— GOAL —
Answer with a number only: how many lines of the data contain "forms"?

— ENTRIES SHOWN —
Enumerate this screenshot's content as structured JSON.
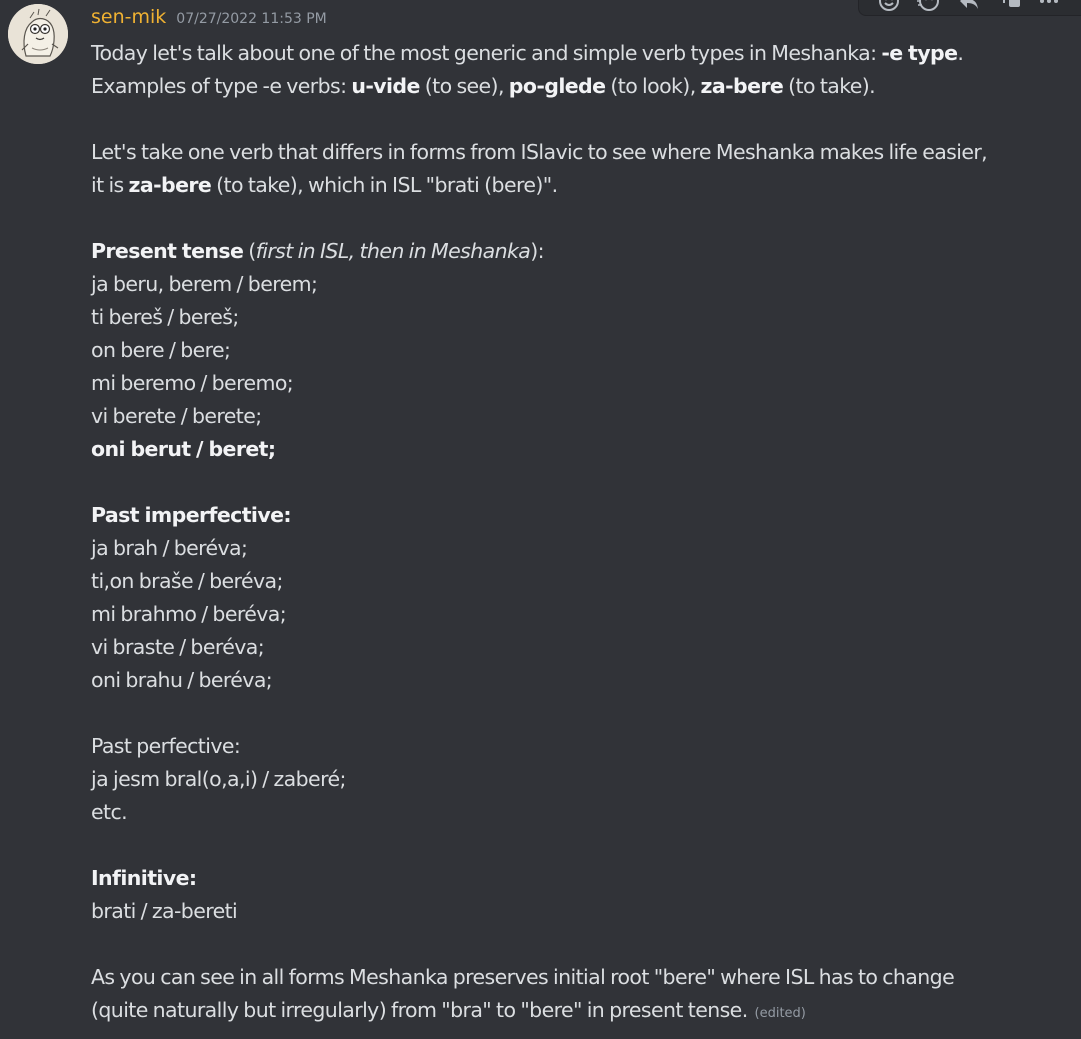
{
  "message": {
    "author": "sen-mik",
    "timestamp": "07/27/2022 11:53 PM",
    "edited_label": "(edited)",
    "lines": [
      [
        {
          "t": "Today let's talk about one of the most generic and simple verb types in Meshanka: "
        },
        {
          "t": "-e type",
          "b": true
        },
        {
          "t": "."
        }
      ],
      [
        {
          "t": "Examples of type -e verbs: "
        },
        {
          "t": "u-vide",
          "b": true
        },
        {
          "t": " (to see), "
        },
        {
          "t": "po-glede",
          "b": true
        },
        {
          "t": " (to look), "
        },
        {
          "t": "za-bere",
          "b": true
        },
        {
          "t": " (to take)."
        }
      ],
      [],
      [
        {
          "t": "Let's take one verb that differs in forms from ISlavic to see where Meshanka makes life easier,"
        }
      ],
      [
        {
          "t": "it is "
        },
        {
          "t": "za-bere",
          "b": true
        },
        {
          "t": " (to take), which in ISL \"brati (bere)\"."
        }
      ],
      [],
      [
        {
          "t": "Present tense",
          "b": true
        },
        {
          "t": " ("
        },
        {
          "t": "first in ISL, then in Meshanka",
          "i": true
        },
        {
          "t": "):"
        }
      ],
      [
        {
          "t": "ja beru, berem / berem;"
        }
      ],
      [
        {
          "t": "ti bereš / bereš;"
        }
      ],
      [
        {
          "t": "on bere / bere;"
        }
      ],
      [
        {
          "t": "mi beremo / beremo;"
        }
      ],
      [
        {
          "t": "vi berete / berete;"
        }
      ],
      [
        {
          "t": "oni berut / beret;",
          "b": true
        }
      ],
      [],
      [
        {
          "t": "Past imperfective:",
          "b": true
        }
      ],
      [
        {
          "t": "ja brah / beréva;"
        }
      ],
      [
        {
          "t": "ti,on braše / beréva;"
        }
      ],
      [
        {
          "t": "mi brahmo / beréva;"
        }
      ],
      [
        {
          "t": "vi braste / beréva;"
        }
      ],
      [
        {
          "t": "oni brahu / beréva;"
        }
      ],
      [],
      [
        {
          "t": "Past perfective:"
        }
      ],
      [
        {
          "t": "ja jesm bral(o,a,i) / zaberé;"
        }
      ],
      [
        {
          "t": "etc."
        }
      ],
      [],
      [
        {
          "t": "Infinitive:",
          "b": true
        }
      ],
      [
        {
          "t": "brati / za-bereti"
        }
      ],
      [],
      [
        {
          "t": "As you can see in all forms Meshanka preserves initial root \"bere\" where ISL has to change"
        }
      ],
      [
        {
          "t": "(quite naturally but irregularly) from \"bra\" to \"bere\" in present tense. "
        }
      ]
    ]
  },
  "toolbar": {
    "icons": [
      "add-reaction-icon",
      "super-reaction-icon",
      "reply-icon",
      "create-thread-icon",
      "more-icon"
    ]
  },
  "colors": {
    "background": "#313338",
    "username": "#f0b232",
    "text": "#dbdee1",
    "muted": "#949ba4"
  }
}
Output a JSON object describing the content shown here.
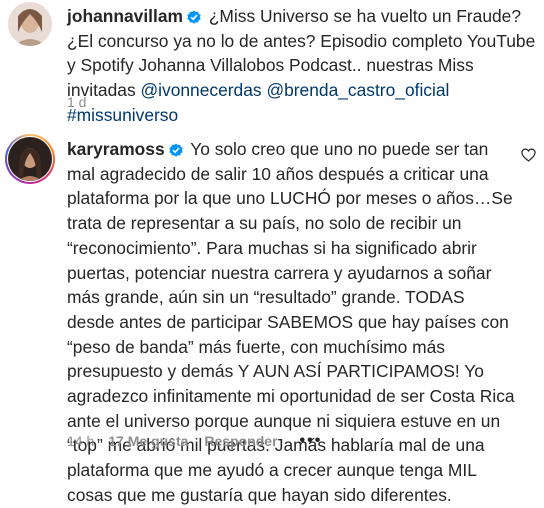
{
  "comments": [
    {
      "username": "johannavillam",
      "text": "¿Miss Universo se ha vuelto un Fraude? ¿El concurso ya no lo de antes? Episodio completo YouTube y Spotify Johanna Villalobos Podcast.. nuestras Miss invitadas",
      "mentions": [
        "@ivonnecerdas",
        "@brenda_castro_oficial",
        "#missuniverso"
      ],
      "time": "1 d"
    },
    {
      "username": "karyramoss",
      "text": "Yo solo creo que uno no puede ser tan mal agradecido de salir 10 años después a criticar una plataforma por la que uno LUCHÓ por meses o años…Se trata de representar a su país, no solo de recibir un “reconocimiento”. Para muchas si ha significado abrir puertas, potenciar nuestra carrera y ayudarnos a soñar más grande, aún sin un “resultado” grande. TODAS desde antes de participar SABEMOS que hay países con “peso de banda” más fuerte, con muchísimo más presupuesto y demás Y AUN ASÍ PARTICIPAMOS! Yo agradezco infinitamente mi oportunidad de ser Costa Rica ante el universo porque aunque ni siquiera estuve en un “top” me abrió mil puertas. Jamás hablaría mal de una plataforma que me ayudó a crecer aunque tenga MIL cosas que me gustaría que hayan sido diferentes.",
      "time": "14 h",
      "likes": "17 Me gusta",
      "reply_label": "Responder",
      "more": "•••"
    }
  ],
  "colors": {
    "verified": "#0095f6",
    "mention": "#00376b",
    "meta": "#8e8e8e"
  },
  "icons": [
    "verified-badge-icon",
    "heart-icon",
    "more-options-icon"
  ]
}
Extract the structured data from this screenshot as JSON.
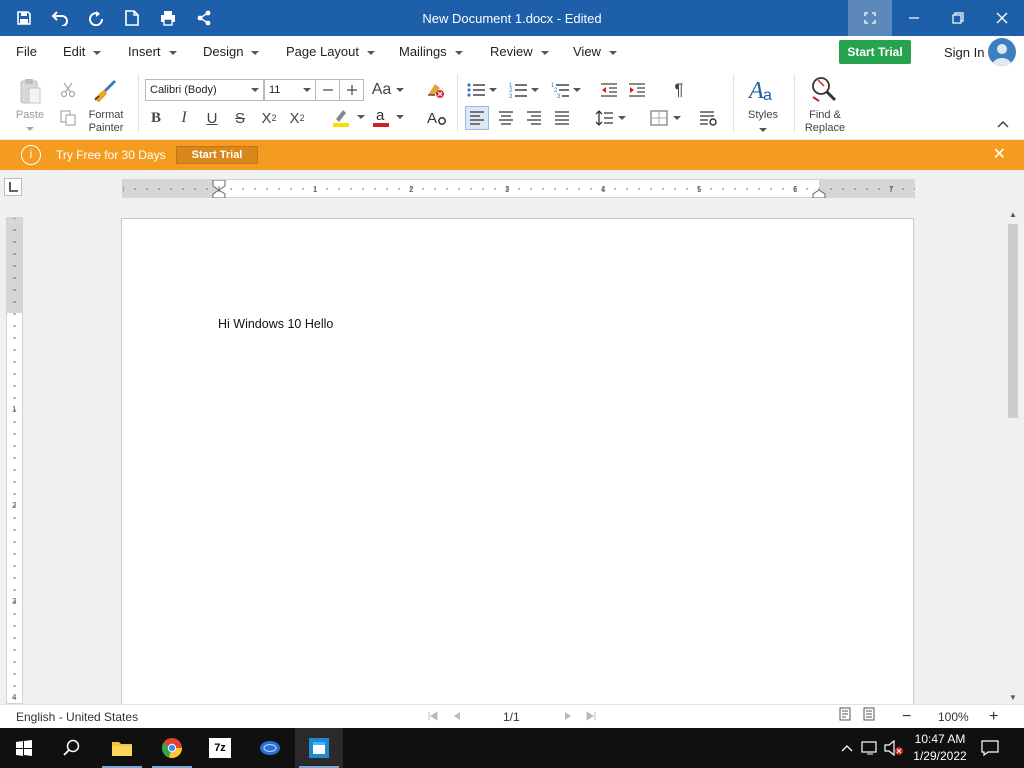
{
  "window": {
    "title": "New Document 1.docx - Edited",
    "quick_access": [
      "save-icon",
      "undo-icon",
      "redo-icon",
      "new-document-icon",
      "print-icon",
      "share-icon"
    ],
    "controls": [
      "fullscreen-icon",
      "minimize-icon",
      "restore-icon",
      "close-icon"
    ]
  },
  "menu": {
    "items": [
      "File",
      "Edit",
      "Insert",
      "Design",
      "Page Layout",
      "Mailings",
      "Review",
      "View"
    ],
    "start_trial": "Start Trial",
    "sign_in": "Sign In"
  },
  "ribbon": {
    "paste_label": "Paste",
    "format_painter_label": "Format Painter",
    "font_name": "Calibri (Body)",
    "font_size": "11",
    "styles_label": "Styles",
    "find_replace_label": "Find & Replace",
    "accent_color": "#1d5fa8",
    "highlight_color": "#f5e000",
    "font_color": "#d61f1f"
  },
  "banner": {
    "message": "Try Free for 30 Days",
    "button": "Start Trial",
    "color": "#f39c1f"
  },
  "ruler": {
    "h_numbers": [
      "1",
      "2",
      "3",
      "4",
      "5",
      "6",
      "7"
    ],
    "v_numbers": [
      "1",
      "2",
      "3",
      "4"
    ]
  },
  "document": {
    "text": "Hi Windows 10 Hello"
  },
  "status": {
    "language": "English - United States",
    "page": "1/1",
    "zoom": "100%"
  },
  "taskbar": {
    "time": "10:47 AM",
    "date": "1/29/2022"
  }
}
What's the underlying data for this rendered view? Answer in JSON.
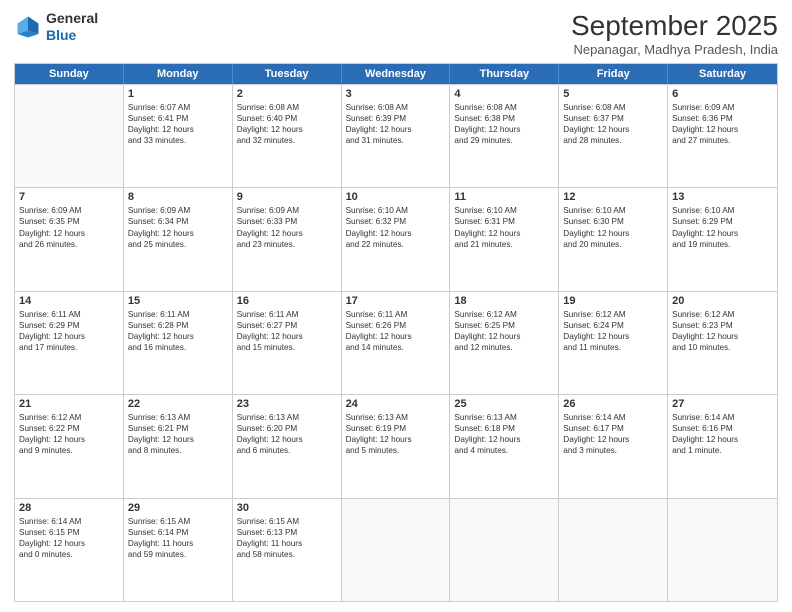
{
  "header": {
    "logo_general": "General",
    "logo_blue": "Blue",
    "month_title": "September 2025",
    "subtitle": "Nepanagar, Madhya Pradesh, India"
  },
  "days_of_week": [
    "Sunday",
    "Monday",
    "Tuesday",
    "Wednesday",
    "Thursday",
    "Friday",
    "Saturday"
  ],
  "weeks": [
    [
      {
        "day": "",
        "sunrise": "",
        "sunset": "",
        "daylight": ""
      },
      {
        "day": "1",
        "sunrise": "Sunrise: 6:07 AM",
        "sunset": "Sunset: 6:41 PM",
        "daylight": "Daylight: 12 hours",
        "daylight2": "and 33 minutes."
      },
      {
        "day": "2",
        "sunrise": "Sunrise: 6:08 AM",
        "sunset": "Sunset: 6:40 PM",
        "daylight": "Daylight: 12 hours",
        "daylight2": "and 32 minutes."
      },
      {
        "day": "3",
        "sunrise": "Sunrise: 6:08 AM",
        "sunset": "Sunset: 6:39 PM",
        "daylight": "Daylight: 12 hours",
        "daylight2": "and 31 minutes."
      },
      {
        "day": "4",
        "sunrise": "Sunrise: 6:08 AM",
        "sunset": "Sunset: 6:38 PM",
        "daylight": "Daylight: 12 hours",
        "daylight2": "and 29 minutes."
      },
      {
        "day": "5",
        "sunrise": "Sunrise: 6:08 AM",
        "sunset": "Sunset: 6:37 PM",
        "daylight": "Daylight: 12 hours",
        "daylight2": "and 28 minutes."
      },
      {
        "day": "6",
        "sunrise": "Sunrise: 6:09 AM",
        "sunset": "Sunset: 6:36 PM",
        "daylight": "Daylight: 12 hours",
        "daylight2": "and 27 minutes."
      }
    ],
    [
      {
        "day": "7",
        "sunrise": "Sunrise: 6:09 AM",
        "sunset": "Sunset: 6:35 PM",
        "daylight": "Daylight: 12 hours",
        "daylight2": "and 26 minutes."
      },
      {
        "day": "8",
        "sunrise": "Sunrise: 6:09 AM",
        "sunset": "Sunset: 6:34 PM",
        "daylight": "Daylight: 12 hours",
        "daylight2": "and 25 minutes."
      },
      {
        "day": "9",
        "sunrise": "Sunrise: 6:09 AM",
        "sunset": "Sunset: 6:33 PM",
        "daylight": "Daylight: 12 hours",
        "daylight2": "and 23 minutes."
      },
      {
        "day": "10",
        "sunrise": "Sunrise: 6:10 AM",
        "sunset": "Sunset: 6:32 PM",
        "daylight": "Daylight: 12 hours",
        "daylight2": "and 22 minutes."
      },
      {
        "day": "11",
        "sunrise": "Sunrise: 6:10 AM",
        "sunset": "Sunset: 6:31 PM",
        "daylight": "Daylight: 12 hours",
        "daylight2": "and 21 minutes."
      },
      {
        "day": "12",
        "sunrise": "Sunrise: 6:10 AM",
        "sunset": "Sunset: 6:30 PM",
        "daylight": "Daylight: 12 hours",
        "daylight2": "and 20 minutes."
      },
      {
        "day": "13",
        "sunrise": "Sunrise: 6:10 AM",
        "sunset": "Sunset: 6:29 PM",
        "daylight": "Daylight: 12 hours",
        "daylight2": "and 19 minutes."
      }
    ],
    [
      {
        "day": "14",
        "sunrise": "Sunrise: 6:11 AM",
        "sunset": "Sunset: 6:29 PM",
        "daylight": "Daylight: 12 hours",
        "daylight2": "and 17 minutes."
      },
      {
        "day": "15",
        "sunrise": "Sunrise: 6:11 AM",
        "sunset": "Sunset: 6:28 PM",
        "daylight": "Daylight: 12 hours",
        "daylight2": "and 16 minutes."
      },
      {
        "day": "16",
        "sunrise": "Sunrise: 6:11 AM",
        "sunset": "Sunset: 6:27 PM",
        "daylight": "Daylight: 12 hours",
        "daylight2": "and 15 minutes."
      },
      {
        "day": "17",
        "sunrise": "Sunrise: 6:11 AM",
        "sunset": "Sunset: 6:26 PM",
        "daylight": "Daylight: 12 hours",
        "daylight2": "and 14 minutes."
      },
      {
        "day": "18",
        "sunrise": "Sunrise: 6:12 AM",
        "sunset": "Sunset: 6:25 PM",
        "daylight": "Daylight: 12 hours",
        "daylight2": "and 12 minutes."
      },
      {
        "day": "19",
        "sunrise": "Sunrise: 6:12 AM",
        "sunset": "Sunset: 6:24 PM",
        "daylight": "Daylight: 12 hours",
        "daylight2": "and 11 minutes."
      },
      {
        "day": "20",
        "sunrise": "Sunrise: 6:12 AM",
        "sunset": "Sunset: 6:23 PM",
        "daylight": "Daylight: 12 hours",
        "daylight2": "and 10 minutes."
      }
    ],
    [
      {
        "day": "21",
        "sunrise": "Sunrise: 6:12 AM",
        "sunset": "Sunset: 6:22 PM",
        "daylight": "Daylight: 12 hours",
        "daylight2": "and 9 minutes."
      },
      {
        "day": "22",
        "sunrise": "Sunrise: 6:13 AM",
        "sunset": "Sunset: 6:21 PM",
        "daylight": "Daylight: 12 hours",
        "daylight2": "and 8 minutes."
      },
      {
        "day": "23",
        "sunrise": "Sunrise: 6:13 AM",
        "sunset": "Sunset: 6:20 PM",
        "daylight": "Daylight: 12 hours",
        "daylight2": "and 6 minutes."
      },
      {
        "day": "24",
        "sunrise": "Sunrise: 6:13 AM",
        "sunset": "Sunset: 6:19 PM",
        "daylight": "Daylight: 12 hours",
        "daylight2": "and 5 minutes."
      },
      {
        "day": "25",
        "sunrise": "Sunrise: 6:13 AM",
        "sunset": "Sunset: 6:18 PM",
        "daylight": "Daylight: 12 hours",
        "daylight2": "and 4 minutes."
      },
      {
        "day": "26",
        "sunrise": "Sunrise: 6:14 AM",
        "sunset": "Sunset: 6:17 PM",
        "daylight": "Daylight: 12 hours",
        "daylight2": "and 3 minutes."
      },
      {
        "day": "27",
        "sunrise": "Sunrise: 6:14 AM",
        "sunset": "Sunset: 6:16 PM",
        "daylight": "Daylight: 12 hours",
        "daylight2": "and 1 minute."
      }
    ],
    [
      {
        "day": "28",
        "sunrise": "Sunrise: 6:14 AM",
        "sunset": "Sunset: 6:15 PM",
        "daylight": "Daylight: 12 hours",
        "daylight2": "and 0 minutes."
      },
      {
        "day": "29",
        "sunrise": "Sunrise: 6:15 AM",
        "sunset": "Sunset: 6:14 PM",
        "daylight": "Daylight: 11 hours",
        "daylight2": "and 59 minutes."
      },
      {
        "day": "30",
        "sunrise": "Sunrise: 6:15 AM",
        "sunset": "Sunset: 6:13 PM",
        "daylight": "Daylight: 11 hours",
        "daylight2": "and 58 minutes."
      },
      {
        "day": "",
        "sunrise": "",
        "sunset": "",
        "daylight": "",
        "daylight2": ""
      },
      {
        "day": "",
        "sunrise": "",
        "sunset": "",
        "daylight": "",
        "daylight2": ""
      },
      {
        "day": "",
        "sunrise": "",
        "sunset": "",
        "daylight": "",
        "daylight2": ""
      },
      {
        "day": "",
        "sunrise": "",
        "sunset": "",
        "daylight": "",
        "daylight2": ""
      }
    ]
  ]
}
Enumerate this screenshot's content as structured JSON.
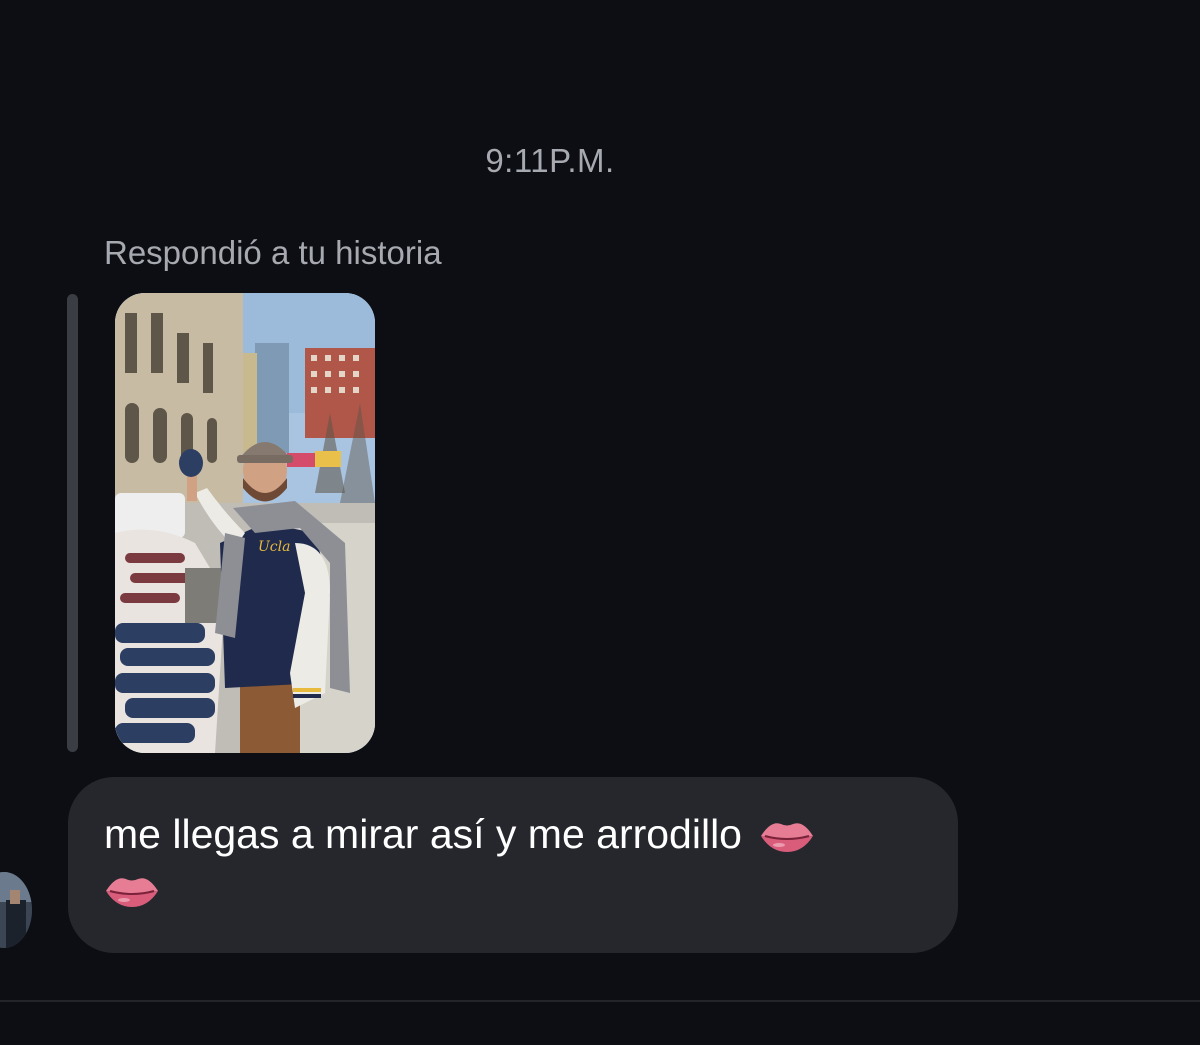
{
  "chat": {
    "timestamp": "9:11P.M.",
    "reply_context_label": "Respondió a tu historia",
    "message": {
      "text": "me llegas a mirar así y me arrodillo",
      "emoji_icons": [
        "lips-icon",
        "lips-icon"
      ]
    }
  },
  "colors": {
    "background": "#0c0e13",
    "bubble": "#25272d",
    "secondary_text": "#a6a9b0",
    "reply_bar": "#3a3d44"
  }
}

— RESPONSE TO THE EXERCISE —
2